#### EXTRACTED MATERIAL

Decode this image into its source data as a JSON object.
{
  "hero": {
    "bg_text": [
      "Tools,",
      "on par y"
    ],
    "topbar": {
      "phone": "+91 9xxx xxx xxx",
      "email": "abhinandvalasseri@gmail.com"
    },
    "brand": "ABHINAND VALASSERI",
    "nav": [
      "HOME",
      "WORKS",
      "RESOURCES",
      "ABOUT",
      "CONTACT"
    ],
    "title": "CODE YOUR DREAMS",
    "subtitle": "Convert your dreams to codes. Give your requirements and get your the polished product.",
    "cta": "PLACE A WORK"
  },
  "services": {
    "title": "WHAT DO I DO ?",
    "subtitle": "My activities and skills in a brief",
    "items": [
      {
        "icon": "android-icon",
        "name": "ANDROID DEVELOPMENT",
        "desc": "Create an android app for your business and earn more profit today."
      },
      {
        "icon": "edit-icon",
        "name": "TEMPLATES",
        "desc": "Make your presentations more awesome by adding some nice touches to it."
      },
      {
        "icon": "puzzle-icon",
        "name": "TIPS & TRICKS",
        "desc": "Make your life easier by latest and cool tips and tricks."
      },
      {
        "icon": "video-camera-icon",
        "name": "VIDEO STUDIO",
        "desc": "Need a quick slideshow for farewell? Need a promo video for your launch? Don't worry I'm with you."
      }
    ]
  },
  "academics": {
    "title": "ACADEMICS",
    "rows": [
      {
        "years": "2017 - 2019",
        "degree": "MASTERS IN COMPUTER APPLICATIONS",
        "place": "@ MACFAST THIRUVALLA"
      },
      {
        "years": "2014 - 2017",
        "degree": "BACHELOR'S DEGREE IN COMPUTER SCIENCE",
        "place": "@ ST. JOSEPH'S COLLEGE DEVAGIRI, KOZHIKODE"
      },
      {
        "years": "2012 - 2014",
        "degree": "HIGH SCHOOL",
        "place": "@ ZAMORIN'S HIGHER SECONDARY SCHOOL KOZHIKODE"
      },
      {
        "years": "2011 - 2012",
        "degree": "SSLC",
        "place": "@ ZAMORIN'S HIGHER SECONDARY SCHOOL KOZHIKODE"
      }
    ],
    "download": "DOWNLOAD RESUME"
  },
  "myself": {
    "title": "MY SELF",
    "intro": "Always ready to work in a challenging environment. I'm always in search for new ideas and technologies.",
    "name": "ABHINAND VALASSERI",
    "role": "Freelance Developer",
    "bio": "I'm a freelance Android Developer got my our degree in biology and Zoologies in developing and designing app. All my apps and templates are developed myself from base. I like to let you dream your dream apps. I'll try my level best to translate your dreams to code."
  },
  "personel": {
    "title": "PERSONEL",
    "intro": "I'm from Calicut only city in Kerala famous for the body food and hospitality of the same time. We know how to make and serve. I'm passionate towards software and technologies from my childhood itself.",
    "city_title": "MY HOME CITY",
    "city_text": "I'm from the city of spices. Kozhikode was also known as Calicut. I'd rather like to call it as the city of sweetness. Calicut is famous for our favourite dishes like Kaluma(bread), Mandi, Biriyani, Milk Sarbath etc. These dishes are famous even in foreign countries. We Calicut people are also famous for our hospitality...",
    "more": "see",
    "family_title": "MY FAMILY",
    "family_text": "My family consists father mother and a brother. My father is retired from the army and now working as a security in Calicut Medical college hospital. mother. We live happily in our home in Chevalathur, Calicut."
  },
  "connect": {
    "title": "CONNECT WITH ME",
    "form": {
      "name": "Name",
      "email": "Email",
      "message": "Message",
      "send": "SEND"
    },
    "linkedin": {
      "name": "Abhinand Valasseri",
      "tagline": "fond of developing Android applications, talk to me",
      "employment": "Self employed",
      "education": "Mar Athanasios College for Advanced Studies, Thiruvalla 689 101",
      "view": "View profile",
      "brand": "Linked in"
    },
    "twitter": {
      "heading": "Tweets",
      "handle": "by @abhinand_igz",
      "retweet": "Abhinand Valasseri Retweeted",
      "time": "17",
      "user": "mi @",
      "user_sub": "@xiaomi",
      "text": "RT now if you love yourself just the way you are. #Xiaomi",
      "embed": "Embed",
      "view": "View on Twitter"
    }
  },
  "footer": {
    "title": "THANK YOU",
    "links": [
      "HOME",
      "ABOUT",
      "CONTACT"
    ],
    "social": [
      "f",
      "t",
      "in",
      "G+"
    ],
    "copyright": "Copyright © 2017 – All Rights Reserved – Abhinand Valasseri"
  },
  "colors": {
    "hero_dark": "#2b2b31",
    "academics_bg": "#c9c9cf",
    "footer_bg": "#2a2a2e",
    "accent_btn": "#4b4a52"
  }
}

########

PROBLEM DESCRIPTION: Extract the whole listing, character for character.

THE OUTPUT:
Decode this image into its source data as a JSON object.
{
  "hero": {
    "bg_text": [
      "Tools,",
      "on par y"
    ],
    "topbar": {
      "phone": "+91 9xxx xxx xxx",
      "email": "abhinandvalasseri@gmail.com"
    },
    "brand": "ABHINAND VALASSERI",
    "nav": [
      "HOME",
      "WORKS",
      "RESOURCES",
      "ABOUT",
      "CONTACT"
    ],
    "title": "CODE YOUR DREAMS",
    "subtitle": "Convert your dreams to codes. Give your requirements and get your the polished product.",
    "cta": "PLACE A WORK"
  },
  "services": {
    "title": "WHAT DO I DO ?",
    "subtitle": "My activities and skills in a brief",
    "items": [
      {
        "icon": "android-icon",
        "name": "ANDROID DEVELOPMENT",
        "desc": "Create an android app for your business and earn more profit today."
      },
      {
        "icon": "edit-icon",
        "name": "TEMPLATES",
        "desc": "Make your presentations more awesome by adding some nice touches to it."
      },
      {
        "icon": "puzzle-icon",
        "name": "TIPS & TRICKS",
        "desc": "Make your life easier by latest and cool tips and tricks."
      },
      {
        "icon": "video-camera-icon",
        "name": "VIDEO STUDIO",
        "desc": "Need a quick slideshow for farewell? Need a promo video for your launch? Don't worry I'm with you."
      }
    ]
  },
  "academics": {
    "title": "ACADEMICS",
    "rows": [
      {
        "years": "2017 - 2019",
        "degree": "MASTERS IN COMPUTER APPLICATIONS",
        "place": "@ MACFAST THIRUVALLA"
      },
      {
        "years": "2014 - 2017",
        "degree": "BACHELOR'S DEGREE IN COMPUTER SCIENCE",
        "place": "@ ST. JOSEPH'S COLLEGE DEVAGIRI, KOZHIKODE"
      },
      {
        "years": "2012 - 2014",
        "degree": "HIGH SCHOOL",
        "place": "@ ZAMORIN'S HIGHER SECONDARY SCHOOL KOZHIKODE"
      },
      {
        "years": "2011 - 2012",
        "degree": "SSLC",
        "place": "@ ZAMORIN'S HIGHER SECONDARY SCHOOL KOZHIKODE"
      }
    ],
    "download": "DOWNLOAD RESUME"
  },
  "myself": {
    "title": "MY SELF",
    "intro": "Always ready to work in a challenging environment. I'm always in search for new ideas and technologies.",
    "name": "ABHINAND VALASSERI",
    "role": "Freelance Developer",
    "bio": "I'm a freelance Android Developer got my our degree in biology and Zoologies in developing and designing app. All my apps and templates are developed myself from base. I like to let you dream your dream apps. I'll try my level best to translate your dreams to code."
  },
  "personel": {
    "title": "PERSONEL",
    "intro": "I'm from Calicut only city in Kerala famous for the body food and hospitality of the same time. We know how to make and serve. I'm passionate towards software and technologies from my childhood itself.",
    "city_title": "MY HOME CITY",
    "city_text": "I'm from the city of spices. Kozhikode was also known as Calicut. I'd rather like to call it as the city of sweetness. Calicut is famous for our favourite dishes like Kaluma(bread), Mandi, Biriyani, Milk Sarbath etc. These dishes are famous even in foreign countries. We Calicut people are also famous for our hospitality...",
    "more": "see",
    "family_title": "MY FAMILY",
    "family_text": "My family consists father mother and a brother. My father is retired from the army and now working as a security in Calicut Medical college hospital. mother. We live happily in our home in Chevalathur, Calicut."
  },
  "connect": {
    "title": "CONNECT WITH ME",
    "form": {
      "name": "Name",
      "email": "Email",
      "message": "Message",
      "send": "SEND"
    },
    "linkedin": {
      "name": "Abhinand Valasseri",
      "tagline": "fond of developing Android applications, talk to me",
      "employment": "Self employed",
      "education": "Mar Athanasios College for Advanced Studies, Thiruvalla 689 101",
      "view": "View profile",
      "brand": "Linked in"
    },
    "twitter": {
      "heading": "Tweets",
      "handle": "by @abhinand_igz",
      "retweet": "Abhinand Valasseri Retweeted",
      "time": "17",
      "user": "mi @",
      "user_sub": "@xiaomi",
      "text": "RT now if you love yourself just the way you are. #Xiaomi",
      "embed": "Embed",
      "view": "View on Twitter"
    }
  },
  "footer": {
    "title": "THANK YOU",
    "links": [
      "HOME",
      "ABOUT",
      "CONTACT"
    ],
    "social": [
      "f",
      "t",
      "in",
      "G+"
    ],
    "copyright": "Copyright © 2017 – All Rights Reserved – Abhinand Valasseri"
  },
  "colors": {
    "hero_dark": "#2b2b31",
    "academics_bg": "#c9c9cf",
    "footer_bg": "#2a2a2e",
    "accent_btn": "#4b4a52"
  }
}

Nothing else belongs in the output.